- **Task instructions**
Filter the listing and keep only the lines with the word "Mean".

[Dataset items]
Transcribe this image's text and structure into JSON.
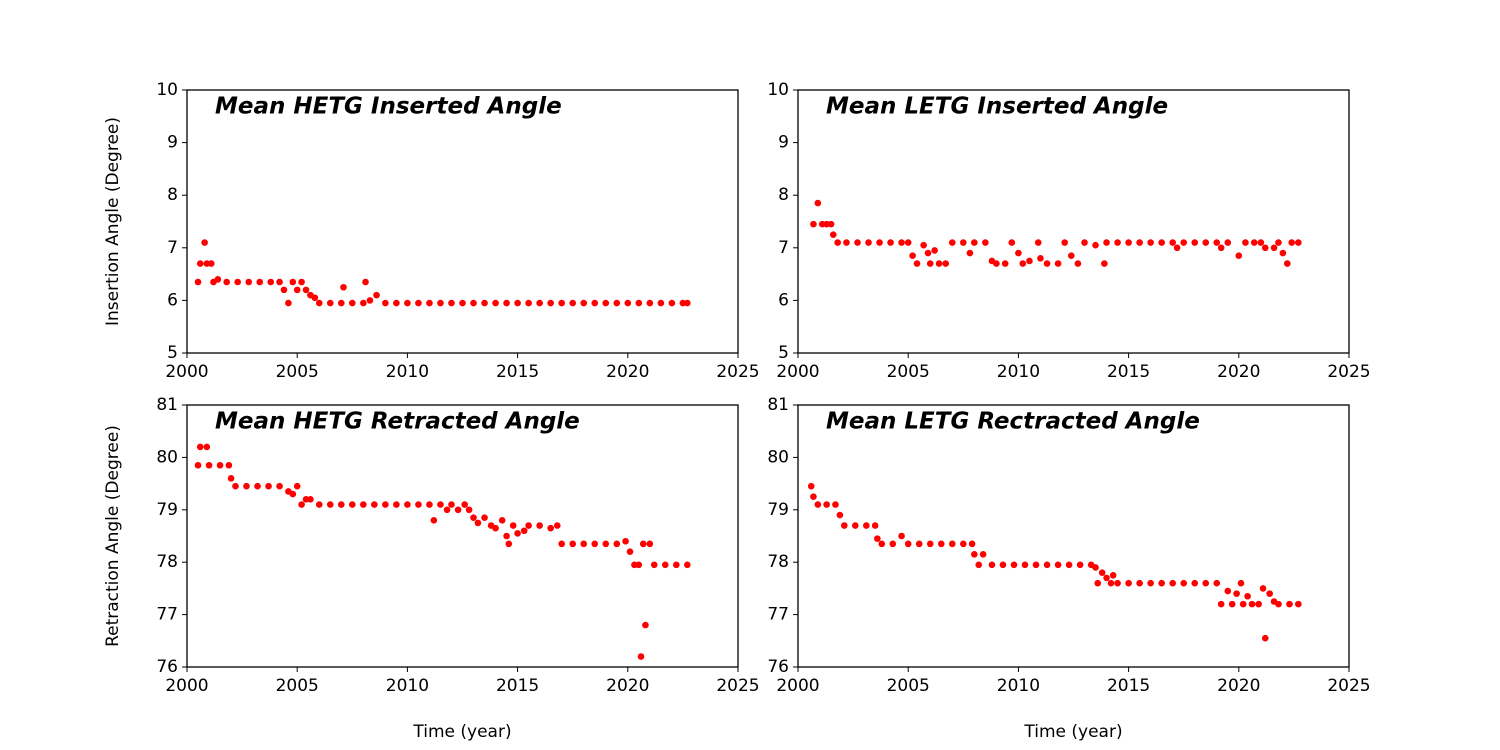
{
  "chart_data": [
    {
      "type": "scatter",
      "title": "Mean HETG Inserted Angle",
      "ylabel": "Insertion Angle (Degree)",
      "color": "#ff0000",
      "xlim": [
        2000,
        2025
      ],
      "ylim": [
        5,
        10
      ],
      "xticks": [
        2000,
        2005,
        2010,
        2015,
        2020,
        2025
      ],
      "yticks": [
        5,
        6,
        7,
        8,
        9,
        10
      ],
      "x": [
        2000.5,
        2000.6,
        2000.8,
        2000.9,
        2001.1,
        2001.2,
        2001.4,
        2001.8,
        2002.3,
        2002.8,
        2003.3,
        2003.8,
        2004.2,
        2004.4,
        2004.6,
        2004.8,
        2005.0,
        2005.2,
        2005.4,
        2005.6,
        2005.8,
        2006.0,
        2006.5,
        2007.0,
        2007.1,
        2007.5,
        2008.0,
        2008.1,
        2008.3,
        2008.6,
        2009.0,
        2009.5,
        2010.0,
        2010.5,
        2011.0,
        2011.5,
        2012.0,
        2012.5,
        2013.0,
        2013.5,
        2014.0,
        2014.5,
        2015.0,
        2015.5,
        2016.0,
        2016.5,
        2017.0,
        2017.5,
        2018.0,
        2018.5,
        2019.0,
        2019.5,
        2020.0,
        2020.5,
        2021.0,
        2021.5,
        2022.0,
        2022.5,
        2022.7
      ],
      "values": [
        6.35,
        6.7,
        7.1,
        6.7,
        6.7,
        6.35,
        6.4,
        6.35,
        6.35,
        6.35,
        6.35,
        6.35,
        6.35,
        6.2,
        5.95,
        6.35,
        6.2,
        6.35,
        6.2,
        6.1,
        6.05,
        5.95,
        5.95,
        5.95,
        6.25,
        5.95,
        5.95,
        6.35,
        6.0,
        6.1,
        5.95,
        5.95,
        5.95,
        5.95,
        5.95,
        5.95,
        5.95,
        5.95,
        5.95,
        5.95,
        5.95,
        5.95,
        5.95,
        5.95,
        5.95,
        5.95,
        5.95,
        5.95,
        5.95,
        5.95,
        5.95,
        5.95,
        5.95,
        5.95,
        5.95,
        5.95,
        5.95,
        5.95,
        5.95
      ]
    },
    {
      "type": "scatter",
      "title": "Mean LETG Inserted Angle",
      "color": "#ff0000",
      "xlim": [
        2000,
        2025
      ],
      "ylim": [
        5,
        10
      ],
      "xticks": [
        2000,
        2005,
        2010,
        2015,
        2020,
        2025
      ],
      "yticks": [
        5,
        6,
        7,
        8,
        9,
        10
      ],
      "x": [
        2000.7,
        2000.9,
        2001.1,
        2001.3,
        2001.5,
        2001.6,
        2001.8,
        2002.2,
        2002.7,
        2003.2,
        2003.7,
        2004.2,
        2004.7,
        2005.0,
        2005.2,
        2005.4,
        2005.7,
        2005.9,
        2006.0,
        2006.2,
        2006.4,
        2006.7,
        2007.0,
        2007.5,
        2007.8,
        2008.0,
        2008.5,
        2008.8,
        2009.0,
        2009.4,
        2009.7,
        2010.0,
        2010.2,
        2010.5,
        2010.9,
        2011.0,
        2011.3,
        2011.8,
        2012.1,
        2012.4,
        2012.7,
        2013.0,
        2013.5,
        2013.9,
        2014.0,
        2014.5,
        2015.0,
        2015.5,
        2016.0,
        2016.5,
        2017.0,
        2017.2,
        2017.5,
        2018.0,
        2018.5,
        2019.0,
        2019.2,
        2019.5,
        2020.0,
        2020.3,
        2020.7,
        2021.0,
        2021.2,
        2021.6,
        2021.8,
        2022.0,
        2022.2,
        2022.4,
        2022.7
      ],
      "values": [
        7.45,
        7.85,
        7.45,
        7.45,
        7.45,
        7.25,
        7.1,
        7.1,
        7.1,
        7.1,
        7.1,
        7.1,
        7.1,
        7.1,
        6.85,
        6.7,
        7.05,
        6.9,
        6.7,
        6.95,
        6.7,
        6.7,
        7.1,
        7.1,
        6.9,
        7.1,
        7.1,
        6.75,
        6.7,
        6.7,
        7.1,
        6.9,
        6.7,
        6.75,
        7.1,
        6.8,
        6.7,
        6.7,
        7.1,
        6.85,
        6.7,
        7.1,
        7.05,
        6.7,
        7.1,
        7.1,
        7.1,
        7.1,
        7.1,
        7.1,
        7.1,
        7.0,
        7.1,
        7.1,
        7.1,
        7.1,
        7.0,
        7.1,
        6.85,
        7.1,
        7.1,
        7.1,
        7.0,
        7.0,
        7.1,
        6.9,
        6.7,
        7.1,
        7.1
      ]
    },
    {
      "type": "scatter",
      "title": "Mean HETG Retracted Angle",
      "ylabel": "Retraction Angle (Degree)",
      "xlabel": "Time (year)",
      "color": "#ff0000",
      "xlim": [
        2000,
        2025
      ],
      "ylim": [
        76,
        81
      ],
      "xticks": [
        2000,
        2005,
        2010,
        2015,
        2020,
        2025
      ],
      "yticks": [
        76,
        77,
        78,
        79,
        80,
        81
      ],
      "x": [
        2000.5,
        2000.6,
        2000.9,
        2001.0,
        2001.5,
        2001.9,
        2002.0,
        2002.2,
        2002.7,
        2003.2,
        2003.7,
        2004.2,
        2004.6,
        2004.8,
        2005.0,
        2005.2,
        2005.4,
        2005.6,
        2006.0,
        2006.5,
        2007.0,
        2007.5,
        2008.0,
        2008.5,
        2009.0,
        2009.5,
        2010.0,
        2010.5,
        2011.0,
        2011.2,
        2011.5,
        2011.8,
        2012.0,
        2012.3,
        2012.6,
        2012.8,
        2013.0,
        2013.2,
        2013.5,
        2013.8,
        2014.0,
        2014.3,
        2014.5,
        2014.6,
        2014.8,
        2015.0,
        2015.3,
        2015.5,
        2016.0,
        2016.5,
        2016.8,
        2017.0,
        2017.5,
        2018.0,
        2018.5,
        2019.0,
        2019.5,
        2019.9,
        2020.1,
        2020.3,
        2020.5,
        2020.6,
        2020.7,
        2020.8,
        2021.0,
        2021.2,
        2021.7,
        2022.2,
        2022.7
      ],
      "values": [
        79.85,
        80.2,
        80.2,
        79.85,
        79.85,
        79.85,
        79.6,
        79.45,
        79.45,
        79.45,
        79.45,
        79.45,
        79.35,
        79.3,
        79.45,
        79.1,
        79.2,
        79.2,
        79.1,
        79.1,
        79.1,
        79.1,
        79.1,
        79.1,
        79.1,
        79.1,
        79.1,
        79.1,
        79.1,
        78.8,
        79.1,
        79.0,
        79.1,
        79.0,
        79.1,
        79.0,
        78.85,
        78.75,
        78.85,
        78.7,
        78.65,
        78.8,
        78.5,
        78.35,
        78.7,
        78.55,
        78.6,
        78.7,
        78.7,
        78.65,
        78.7,
        78.35,
        78.35,
        78.35,
        78.35,
        78.35,
        78.35,
        78.4,
        78.2,
        77.95,
        77.95,
        76.2,
        78.35,
        76.8,
        78.35,
        77.95,
        77.95,
        77.95,
        77.95
      ]
    },
    {
      "type": "scatter",
      "title": "Mean LETG Rectracted Angle",
      "xlabel": "Time (year)",
      "color": "#ff0000",
      "xlim": [
        2000,
        2025
      ],
      "ylim": [
        76,
        81
      ],
      "xticks": [
        2000,
        2005,
        2010,
        2015,
        2020,
        2025
      ],
      "yticks": [
        76,
        77,
        78,
        79,
        80,
        81
      ],
      "x": [
        2000.6,
        2000.7,
        2000.9,
        2001.3,
        2001.7,
        2001.9,
        2002.1,
        2002.6,
        2003.1,
        2003.5,
        2003.6,
        2003.8,
        2004.3,
        2004.7,
        2005.0,
        2005.5,
        2006.0,
        2006.5,
        2007.0,
        2007.5,
        2007.9,
        2008.0,
        2008.2,
        2008.4,
        2008.8,
        2009.3,
        2009.8,
        2010.3,
        2010.8,
        2011.3,
        2011.8,
        2012.3,
        2012.8,
        2013.3,
        2013.5,
        2013.6,
        2013.8,
        2014.0,
        2014.2,
        2014.3,
        2014.5,
        2015.0,
        2015.5,
        2016.0,
        2016.5,
        2017.0,
        2017.5,
        2018.0,
        2018.5,
        2019.0,
        2019.2,
        2019.5,
        2019.7,
        2019.9,
        2020.1,
        2020.2,
        2020.4,
        2020.6,
        2020.9,
        2021.1,
        2021.2,
        2021.4,
        2021.6,
        2021.8,
        2022.3,
        2022.7
      ],
      "values": [
        79.45,
        79.25,
        79.1,
        79.1,
        79.1,
        78.9,
        78.7,
        78.7,
        78.7,
        78.7,
        78.45,
        78.35,
        78.35,
        78.5,
        78.35,
        78.35,
        78.35,
        78.35,
        78.35,
        78.35,
        78.35,
        78.15,
        77.95,
        78.15,
        77.95,
        77.95,
        77.95,
        77.95,
        77.95,
        77.95,
        77.95,
        77.95,
        77.95,
        77.95,
        77.9,
        77.6,
        77.8,
        77.7,
        77.6,
        77.75,
        77.6,
        77.6,
        77.6,
        77.6,
        77.6,
        77.6,
        77.6,
        77.6,
        77.6,
        77.6,
        77.2,
        77.45,
        77.2,
        77.4,
        77.6,
        77.2,
        77.35,
        77.2,
        77.2,
        77.5,
        76.55,
        77.4,
        77.25,
        77.2,
        77.2,
        77.2
      ]
    }
  ]
}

- **Final answer**
      "title": "Mean HETG Inserted Angle",
      "title": "Mean LETG Inserted Angle",
      "title": "Mean HETG Retracted Angle",
      "title": "Mean LETG Rectracted Angle",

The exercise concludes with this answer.